### [Exercise requirements]
Show every line from the data below that includes "group".

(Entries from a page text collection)
Segment Open

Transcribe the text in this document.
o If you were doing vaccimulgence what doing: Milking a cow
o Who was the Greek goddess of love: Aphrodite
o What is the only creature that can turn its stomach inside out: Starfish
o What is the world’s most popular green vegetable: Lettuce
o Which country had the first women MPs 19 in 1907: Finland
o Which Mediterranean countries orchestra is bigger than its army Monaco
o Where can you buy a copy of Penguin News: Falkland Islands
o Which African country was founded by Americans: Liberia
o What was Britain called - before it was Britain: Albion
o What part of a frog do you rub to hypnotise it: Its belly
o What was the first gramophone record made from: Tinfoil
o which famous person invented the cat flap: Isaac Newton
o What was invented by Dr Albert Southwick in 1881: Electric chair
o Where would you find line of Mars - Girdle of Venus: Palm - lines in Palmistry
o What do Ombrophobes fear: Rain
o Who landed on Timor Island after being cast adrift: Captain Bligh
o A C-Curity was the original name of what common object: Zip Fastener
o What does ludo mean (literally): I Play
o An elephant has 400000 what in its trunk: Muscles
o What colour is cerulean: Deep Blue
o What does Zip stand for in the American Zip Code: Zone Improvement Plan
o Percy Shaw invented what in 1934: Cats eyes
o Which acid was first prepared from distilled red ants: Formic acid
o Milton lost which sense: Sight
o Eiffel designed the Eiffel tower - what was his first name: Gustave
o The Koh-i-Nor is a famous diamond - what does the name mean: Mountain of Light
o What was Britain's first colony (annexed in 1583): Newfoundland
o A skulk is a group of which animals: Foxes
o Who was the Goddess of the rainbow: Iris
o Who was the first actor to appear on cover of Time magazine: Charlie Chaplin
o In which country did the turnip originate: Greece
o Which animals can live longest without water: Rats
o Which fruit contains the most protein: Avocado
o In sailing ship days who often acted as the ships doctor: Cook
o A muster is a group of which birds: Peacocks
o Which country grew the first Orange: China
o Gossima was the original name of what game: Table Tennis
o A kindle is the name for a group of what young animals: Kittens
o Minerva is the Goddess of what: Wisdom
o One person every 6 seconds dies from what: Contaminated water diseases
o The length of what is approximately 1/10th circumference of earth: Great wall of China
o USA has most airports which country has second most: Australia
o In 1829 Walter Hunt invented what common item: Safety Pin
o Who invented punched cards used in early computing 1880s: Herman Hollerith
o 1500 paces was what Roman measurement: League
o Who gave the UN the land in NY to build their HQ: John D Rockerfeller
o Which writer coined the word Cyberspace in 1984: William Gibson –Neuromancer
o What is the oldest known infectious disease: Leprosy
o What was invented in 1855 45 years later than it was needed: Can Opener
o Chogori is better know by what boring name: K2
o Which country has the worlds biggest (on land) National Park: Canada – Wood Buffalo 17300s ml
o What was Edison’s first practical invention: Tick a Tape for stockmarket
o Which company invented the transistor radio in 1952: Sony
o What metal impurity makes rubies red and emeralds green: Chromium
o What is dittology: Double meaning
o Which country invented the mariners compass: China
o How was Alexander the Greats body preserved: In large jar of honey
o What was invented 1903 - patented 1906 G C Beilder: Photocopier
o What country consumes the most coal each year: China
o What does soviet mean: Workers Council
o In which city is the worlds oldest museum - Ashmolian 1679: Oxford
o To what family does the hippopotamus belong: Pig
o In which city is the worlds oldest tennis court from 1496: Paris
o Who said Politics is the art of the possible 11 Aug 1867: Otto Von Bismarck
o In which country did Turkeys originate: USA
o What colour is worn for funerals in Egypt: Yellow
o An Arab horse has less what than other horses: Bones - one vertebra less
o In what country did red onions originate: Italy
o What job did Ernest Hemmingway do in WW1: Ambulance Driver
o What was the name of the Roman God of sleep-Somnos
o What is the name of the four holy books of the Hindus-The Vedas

Segment Closed

### [Answer for this exercise]
o A skulk is a group of which animals: Foxes
o A muster is a group of which birds: Peacocks
o A kindle is the name for a group of what young animals: Kittens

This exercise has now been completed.